PASSAGE PROVIDED
Every June 21st since 2003, Go Skateboarding Day has rallied skateboarders around the globe – in skateparks and public plazas, downtown nooks and parking lots – to grind, ollie, and kickflip it with the best of them.
If I didn’t lose you at “ollie,” you’re probably wondering: what the heck does this have to do with architecture?
Well, I could talk about the architectural challenge that a skate park, as an interactive public space with specific topological requisites and social implications, offers architects. I could show you some cool testaments to the fact, such as the Architecture for Humanity-sponsored projects in Afghanistan and Manhattan, opening today.
But, rather selfishly, I’m more interested in what skateboarding has to offer us beyond skateparks. A skater, unlike your typical pedestrian, experiences space just as intensely and consciously as an architect himself, albeit in a different way. He/she is alive to the possibility of space, not in its totality, as an architect would be, but as a collection of tactile surfaces to be jumped on, grinded, and conquered.
The skater offers a revolutionary perspective for the architect: one that allows you to see buildings beyond what they were intended to be, to see (and design) buildings as “building blocks for the open minded.”
Beyond the “hopes of the blueprint”
From the beginning, architecture and skateboarding have had a troubled relationship. Since the 1970s, when skaters began appropriating public spaces for their own skating purposes, architects have been complicit with city officials in discouraging skateboarding, from placing uprights on benches or sticking unsightly “skate-stoppers” on level surfaces, and demanding their work be experienced as it was intended.
Which is exactly the point (and joy) of skateboarding. As architect and skateboarder Bobby Young put it in “A Skateboarder’s Guide to Architecture or an Architect’s Guide to Skateboarding,”
“An ambler sees a bench and sits on it? Exactly what the architect and designer intended. A skateboarder sees a bench and contemplates. How many different ways can I engage the form of this bench with my wooden board, metal trucks and four rubber wheels?”

TASK DETAILS
Transcribe the stretch of the article on skateboarding and architecture above from "Well, I could" through "grinded, and conquered.", keeping every word and punctuation mark unchanged.

Data items
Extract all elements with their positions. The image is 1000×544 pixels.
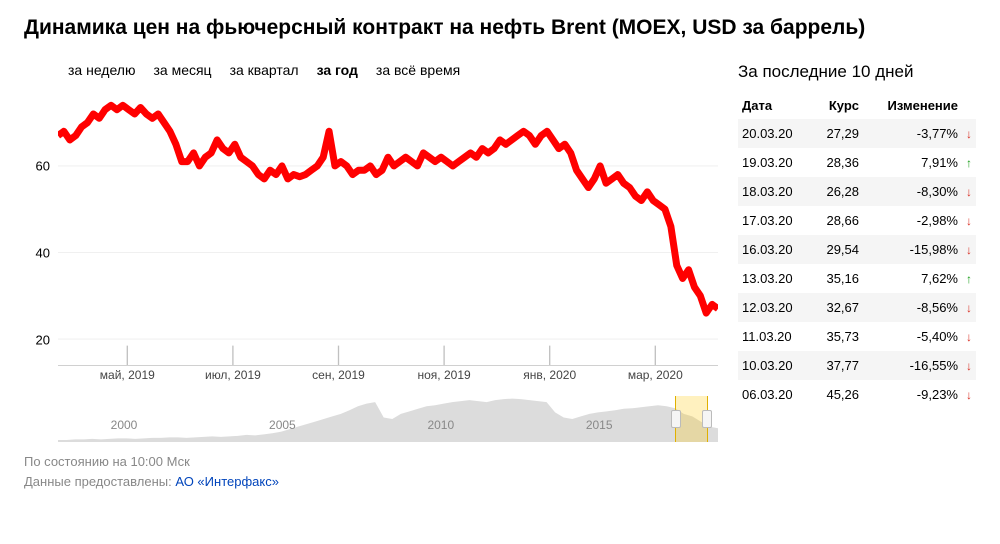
table-row: 19.03.2028,367,91%↑ <box>738 148 976 177</box>
cell-date: 12.03.20 <box>738 293 812 322</box>
cell-rate: 28,66 <box>812 206 863 235</box>
col-date: Дата <box>738 92 812 119</box>
overview-window[interactable] <box>675 396 708 442</box>
recent-panel: За последние 10 дней Дата Курс Изменение… <box>738 62 976 491</box>
cell-change: -3,77% <box>863 119 962 148</box>
overview-handle-right[interactable] <box>702 410 712 428</box>
table-row: 20.03.2027,29-3,77%↓ <box>738 119 976 148</box>
chart-footer: По состоянию на 10:00 Мск Данные предост… <box>24 452 718 491</box>
cell-change: 7,91% <box>863 148 962 177</box>
overview-tick-label: 2000 <box>111 418 138 432</box>
cell-change: -15,98% <box>863 235 962 264</box>
cell-change: -8,56% <box>863 293 962 322</box>
asof-text: По состоянию на 10:00 Мск <box>24 452 718 472</box>
cell-rate: 26,28 <box>812 177 863 206</box>
arrow-down-icon: ↓ <box>962 235 976 264</box>
provider-prefix: Данные предоставлены: <box>24 474 175 489</box>
y-axis-labels: 20 40 60 <box>24 88 54 366</box>
arrow-down-icon: ↓ <box>962 119 976 148</box>
x-tick-label: сен, 2019 <box>312 368 365 382</box>
y-tick-label: 20 <box>36 332 50 347</box>
x-tick-label: июл, 2019 <box>205 368 261 382</box>
arrow-down-icon: ↓ <box>962 380 976 409</box>
cell-rate: 37,77 <box>812 351 863 380</box>
cell-rate: 28,36 <box>812 148 863 177</box>
x-tick-label: янв, 2020 <box>523 368 576 382</box>
table-row: 11.03.2035,73-5,40%↓ <box>738 322 976 351</box>
period-tabs: за неделю за месяц за квартал за год за всё … <box>68 62 718 78</box>
cell-rate: 35,73 <box>812 322 863 351</box>
table-row: 06.03.2045,26-9,23%↓ <box>738 380 976 409</box>
col-rate: Курс <box>812 92 863 119</box>
y-tick-label: 60 <box>36 159 50 174</box>
tab-period[interactable]: за год <box>317 62 358 78</box>
tab-period[interactable]: за всё время <box>376 62 460 78</box>
cell-date: 11.03.20 <box>738 322 812 351</box>
cell-date: 18.03.20 <box>738 177 812 206</box>
y-tick-label: 40 <box>36 246 50 261</box>
table-row: 10.03.2037,77-16,55%↓ <box>738 351 976 380</box>
arrow-down-icon: ↓ <box>962 293 976 322</box>
arrow-down-icon: ↓ <box>962 177 976 206</box>
recent-title: За последние 10 дней <box>738 62 976 82</box>
arrow-down-icon: ↓ <box>962 322 976 351</box>
table-row: 18.03.2026,28-8,30%↓ <box>738 177 976 206</box>
cell-date: 10.03.20 <box>738 351 812 380</box>
chart-plot-area[interactable] <box>58 88 718 366</box>
page-title: Динамика цен на фьючерсный контракт на н… <box>24 16 976 40</box>
chart-panel: за неделю за месяц за квартал за год за всё … <box>24 62 718 491</box>
cell-rate: 35,16 <box>812 264 863 293</box>
cell-rate: 32,67 <box>812 293 863 322</box>
x-tick-label: мар, 2020 <box>628 368 683 382</box>
overview-tick-label: 2010 <box>427 418 454 432</box>
overview-tick-label: 2015 <box>586 418 613 432</box>
cell-date: 13.03.20 <box>738 264 812 293</box>
cell-date: 06.03.20 <box>738 380 812 409</box>
tab-period[interactable]: за квартал <box>230 62 299 78</box>
table-row: 13.03.2035,167,62%↑ <box>738 264 976 293</box>
arrow-down-icon: ↓ <box>962 206 976 235</box>
col-change: Изменение <box>863 92 962 119</box>
arrow-up-icon: ↑ <box>962 264 976 293</box>
cell-date: 16.03.20 <box>738 235 812 264</box>
recent-table: Дата Курс Изменение 20.03.2027,29-3,77%↓… <box>738 92 976 409</box>
cell-date: 17.03.20 <box>738 206 812 235</box>
x-tick-label: май, 2019 <box>100 368 155 382</box>
cell-change: -5,40% <box>863 322 962 351</box>
x-tick-label: ноя, 2019 <box>418 368 471 382</box>
table-row: 12.03.2032,67-8,56%↓ <box>738 293 976 322</box>
cell-date: 19.03.20 <box>738 148 812 177</box>
cell-rate: 27,29 <box>812 119 863 148</box>
cell-change: -16,55% <box>863 351 962 380</box>
cell-change: -9,23% <box>863 380 962 409</box>
cell-rate: 29,54 <box>812 235 863 264</box>
overview-handle-left[interactable] <box>671 410 681 428</box>
cell-rate: 45,26 <box>812 380 863 409</box>
overview-tick-label: 2005 <box>269 418 296 432</box>
table-row: 16.03.2029,54-15,98%↓ <box>738 235 976 264</box>
main-chart: 20 40 60 май, 2019 июл, 2019 сен, 2019 ноя, 2… <box>24 88 718 388</box>
overview-scrubber[interactable]: 2000 2005 2010 2015 <box>58 396 718 442</box>
provider-link[interactable]: АО «Интерфакс» <box>175 474 279 489</box>
cell-change: -2,98% <box>863 206 962 235</box>
x-axis-labels: май, 2019 июл, 2019 сен, 2019 ноя, 2019 янв,… <box>58 368 718 388</box>
table-row: 17.03.2028,66-2,98%↓ <box>738 206 976 235</box>
cell-date: 20.03.20 <box>738 119 812 148</box>
arrow-up-icon: ↑ <box>962 148 976 177</box>
tab-period[interactable]: за неделю <box>68 62 135 78</box>
table-header-row: Дата Курс Изменение <box>738 92 976 119</box>
tab-period[interactable]: за месяц <box>153 62 211 78</box>
col-arrow <box>962 92 976 119</box>
arrow-down-icon: ↓ <box>962 351 976 380</box>
cell-change: -8,30% <box>863 177 962 206</box>
cell-change: 7,62% <box>863 264 962 293</box>
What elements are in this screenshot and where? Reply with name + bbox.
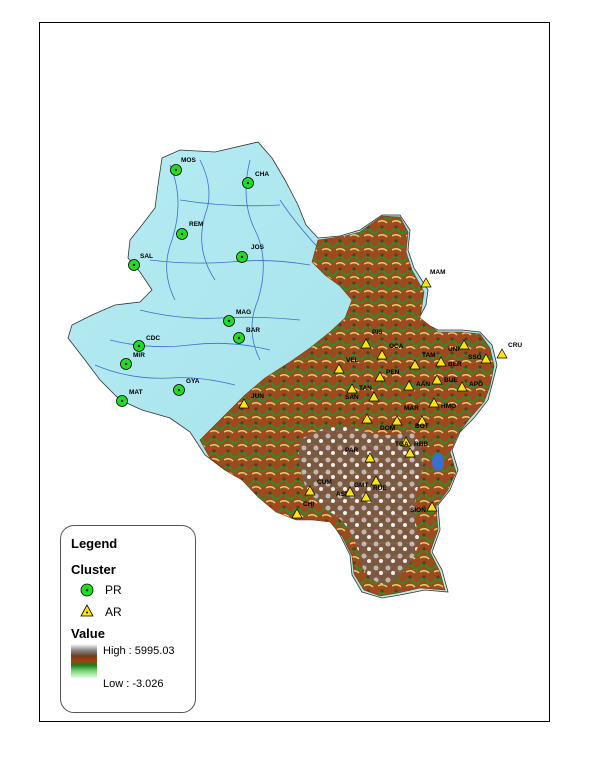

THE REPLY
Well, I could talk about the architectural challenge that a skate park, as an interactive public space with specific topological requisites and social implications, offers architects. I could show you some cool testaments to the fact, such as the Architecture for Humanity-sponsored projects in Afghanistan and Manhattan, opening today.
But, rather selfishly, I’m more interested in what skateboarding has to offer us beyond skateparks. A skater, unlike your typical pedestrian, experiences space just as intensely and consciously as an architect himself, albeit in a different way. He/she is alive to the possibility of space, not in its totality, as an architect would be, but as a collection of tactile surfaces to be jumped on, grinded, and conquered.